### Brief:
Find the string "agencies" in the data, then copy every line where it is found.

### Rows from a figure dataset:
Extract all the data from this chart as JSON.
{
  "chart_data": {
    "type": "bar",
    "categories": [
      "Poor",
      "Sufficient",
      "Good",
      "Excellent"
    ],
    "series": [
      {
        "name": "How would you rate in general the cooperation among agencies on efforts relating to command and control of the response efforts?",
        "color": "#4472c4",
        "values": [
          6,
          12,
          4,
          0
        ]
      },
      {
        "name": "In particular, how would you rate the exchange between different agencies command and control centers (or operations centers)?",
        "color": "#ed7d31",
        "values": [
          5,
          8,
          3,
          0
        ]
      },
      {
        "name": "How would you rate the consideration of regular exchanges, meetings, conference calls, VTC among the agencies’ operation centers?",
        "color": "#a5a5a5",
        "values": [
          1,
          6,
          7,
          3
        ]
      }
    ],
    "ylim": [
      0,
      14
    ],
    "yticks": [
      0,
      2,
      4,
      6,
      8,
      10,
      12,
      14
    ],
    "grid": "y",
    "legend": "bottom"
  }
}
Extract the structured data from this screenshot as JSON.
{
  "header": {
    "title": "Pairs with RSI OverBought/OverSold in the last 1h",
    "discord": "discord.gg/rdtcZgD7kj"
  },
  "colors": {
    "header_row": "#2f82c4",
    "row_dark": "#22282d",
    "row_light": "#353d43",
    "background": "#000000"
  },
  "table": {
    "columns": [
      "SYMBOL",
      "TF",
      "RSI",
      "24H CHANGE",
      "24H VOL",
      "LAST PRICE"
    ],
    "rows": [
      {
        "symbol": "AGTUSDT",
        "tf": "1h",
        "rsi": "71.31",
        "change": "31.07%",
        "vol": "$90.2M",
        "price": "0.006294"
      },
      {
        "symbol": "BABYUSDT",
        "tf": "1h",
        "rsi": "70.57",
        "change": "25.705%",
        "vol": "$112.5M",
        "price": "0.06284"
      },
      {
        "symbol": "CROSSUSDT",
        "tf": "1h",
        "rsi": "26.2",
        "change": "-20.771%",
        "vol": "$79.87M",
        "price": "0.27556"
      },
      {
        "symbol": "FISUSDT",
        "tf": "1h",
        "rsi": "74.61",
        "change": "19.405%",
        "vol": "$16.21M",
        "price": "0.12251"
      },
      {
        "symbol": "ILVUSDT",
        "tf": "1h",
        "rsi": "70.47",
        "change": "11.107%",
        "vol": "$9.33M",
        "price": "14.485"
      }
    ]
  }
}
* * *
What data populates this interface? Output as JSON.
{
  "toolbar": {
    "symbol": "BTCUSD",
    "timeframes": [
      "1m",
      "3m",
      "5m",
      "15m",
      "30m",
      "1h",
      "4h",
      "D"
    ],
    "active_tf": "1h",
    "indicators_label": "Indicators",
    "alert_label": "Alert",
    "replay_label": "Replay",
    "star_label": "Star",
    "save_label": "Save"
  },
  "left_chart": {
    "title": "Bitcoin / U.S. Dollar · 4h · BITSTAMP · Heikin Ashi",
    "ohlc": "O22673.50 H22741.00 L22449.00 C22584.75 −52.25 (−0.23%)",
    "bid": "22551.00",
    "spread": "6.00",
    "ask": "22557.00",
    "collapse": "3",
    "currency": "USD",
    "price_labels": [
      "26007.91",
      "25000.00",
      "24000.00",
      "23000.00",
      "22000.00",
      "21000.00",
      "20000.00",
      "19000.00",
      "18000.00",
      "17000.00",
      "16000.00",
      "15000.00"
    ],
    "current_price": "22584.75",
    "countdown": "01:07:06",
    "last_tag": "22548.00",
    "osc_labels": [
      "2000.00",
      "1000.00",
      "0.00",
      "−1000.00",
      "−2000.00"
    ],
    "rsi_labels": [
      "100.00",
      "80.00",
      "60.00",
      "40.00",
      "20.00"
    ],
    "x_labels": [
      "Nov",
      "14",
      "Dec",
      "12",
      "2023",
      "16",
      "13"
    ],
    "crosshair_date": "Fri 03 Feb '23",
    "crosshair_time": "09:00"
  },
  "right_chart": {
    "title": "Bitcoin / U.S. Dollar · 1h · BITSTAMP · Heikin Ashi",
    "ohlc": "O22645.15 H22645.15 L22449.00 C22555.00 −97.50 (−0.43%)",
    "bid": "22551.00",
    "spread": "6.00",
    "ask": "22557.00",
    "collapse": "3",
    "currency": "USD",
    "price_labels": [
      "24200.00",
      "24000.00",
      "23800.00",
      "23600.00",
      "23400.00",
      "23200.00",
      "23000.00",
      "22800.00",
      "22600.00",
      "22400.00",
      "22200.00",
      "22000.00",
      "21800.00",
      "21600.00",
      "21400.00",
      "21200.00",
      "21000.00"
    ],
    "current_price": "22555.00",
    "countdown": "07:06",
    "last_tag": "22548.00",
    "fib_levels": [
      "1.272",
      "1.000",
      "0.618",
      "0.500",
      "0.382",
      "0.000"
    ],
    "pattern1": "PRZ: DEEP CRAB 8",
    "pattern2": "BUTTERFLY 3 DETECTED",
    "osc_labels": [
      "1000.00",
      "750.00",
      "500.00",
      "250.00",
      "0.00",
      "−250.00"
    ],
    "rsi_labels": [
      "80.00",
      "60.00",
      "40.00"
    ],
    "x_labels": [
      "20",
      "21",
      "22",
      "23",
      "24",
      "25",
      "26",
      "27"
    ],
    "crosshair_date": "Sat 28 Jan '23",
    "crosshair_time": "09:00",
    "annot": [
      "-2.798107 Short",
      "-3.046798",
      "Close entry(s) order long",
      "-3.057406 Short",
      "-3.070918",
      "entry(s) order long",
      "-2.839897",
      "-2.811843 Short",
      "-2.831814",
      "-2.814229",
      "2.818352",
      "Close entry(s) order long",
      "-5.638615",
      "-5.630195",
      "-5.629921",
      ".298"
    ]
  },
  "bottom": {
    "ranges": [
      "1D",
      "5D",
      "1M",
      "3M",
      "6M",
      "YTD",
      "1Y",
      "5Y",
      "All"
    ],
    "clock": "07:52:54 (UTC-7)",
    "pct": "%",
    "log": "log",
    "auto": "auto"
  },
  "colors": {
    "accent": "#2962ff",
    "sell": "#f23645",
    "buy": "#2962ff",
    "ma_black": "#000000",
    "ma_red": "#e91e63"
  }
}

### Task result:
        "name": "How would you rate in general the cooperation among agencies on efforts relating to command and control of the response efforts?",
        "name": "In particular, how would you rate the exchange between different agencies command and control centers (or operations centers)?",
        "name": "How would you rate the consideration of regular exchanges, meetings, conference calls, VTC among the agencies’ operation centers?",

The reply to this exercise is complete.